EXTRACTED ENTRIES >>

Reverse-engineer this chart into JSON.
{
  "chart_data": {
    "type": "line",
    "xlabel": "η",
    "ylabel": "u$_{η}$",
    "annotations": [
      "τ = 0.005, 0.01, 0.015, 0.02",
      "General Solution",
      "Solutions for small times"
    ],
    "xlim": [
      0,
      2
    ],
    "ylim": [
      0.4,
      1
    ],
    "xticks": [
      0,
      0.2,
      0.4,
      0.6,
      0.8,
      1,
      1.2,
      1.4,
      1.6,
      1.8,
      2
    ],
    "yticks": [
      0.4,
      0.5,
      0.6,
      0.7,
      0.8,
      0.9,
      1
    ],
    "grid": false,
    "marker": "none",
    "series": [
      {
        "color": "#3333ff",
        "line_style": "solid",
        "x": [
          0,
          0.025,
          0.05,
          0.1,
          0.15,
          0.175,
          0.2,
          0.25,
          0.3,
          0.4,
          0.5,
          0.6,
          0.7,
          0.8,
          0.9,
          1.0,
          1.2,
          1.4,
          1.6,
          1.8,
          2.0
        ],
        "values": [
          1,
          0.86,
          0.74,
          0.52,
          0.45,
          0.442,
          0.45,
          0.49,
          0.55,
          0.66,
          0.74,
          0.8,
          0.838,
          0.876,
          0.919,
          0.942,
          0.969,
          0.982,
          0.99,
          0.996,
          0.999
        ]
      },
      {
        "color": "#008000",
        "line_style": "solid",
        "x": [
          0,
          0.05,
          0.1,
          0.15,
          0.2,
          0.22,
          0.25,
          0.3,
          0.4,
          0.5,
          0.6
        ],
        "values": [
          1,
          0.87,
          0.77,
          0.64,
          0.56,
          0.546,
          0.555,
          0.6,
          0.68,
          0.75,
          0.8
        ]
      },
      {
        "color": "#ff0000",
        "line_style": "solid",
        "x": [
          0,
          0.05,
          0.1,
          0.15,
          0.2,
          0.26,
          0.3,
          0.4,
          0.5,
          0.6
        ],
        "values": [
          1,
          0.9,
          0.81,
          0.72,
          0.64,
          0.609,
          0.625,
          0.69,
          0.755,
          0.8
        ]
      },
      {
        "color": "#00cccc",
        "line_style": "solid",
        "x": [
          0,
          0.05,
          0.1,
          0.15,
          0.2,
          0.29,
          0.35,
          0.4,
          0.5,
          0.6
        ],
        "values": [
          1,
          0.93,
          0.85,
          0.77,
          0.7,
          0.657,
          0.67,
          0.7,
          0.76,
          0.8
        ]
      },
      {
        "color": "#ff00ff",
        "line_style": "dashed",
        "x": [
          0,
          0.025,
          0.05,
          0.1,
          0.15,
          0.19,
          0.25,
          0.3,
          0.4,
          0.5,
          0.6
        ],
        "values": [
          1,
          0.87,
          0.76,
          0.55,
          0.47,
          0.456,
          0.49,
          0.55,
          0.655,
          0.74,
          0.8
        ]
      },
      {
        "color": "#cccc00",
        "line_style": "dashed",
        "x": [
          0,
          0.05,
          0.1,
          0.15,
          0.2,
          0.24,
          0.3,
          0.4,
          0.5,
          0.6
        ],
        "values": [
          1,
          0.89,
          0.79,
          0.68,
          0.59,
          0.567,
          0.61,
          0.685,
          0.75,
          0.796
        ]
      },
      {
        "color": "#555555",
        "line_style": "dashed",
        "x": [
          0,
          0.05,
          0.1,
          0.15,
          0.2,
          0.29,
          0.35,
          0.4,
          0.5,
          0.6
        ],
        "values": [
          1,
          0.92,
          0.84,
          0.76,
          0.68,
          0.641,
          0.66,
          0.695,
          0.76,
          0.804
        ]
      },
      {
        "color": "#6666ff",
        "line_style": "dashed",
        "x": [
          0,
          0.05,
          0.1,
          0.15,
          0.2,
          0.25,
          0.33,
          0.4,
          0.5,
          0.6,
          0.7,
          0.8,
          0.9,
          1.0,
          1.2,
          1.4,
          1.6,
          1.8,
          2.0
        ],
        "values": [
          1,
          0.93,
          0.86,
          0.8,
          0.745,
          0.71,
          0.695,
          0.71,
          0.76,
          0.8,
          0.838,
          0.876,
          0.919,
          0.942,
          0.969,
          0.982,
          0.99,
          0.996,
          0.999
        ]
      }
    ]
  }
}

PROBLEM TO SOLVE >>
Give only the number of lines in the entries above that contain the string "color".

WRITTEN RESPONSE >>
8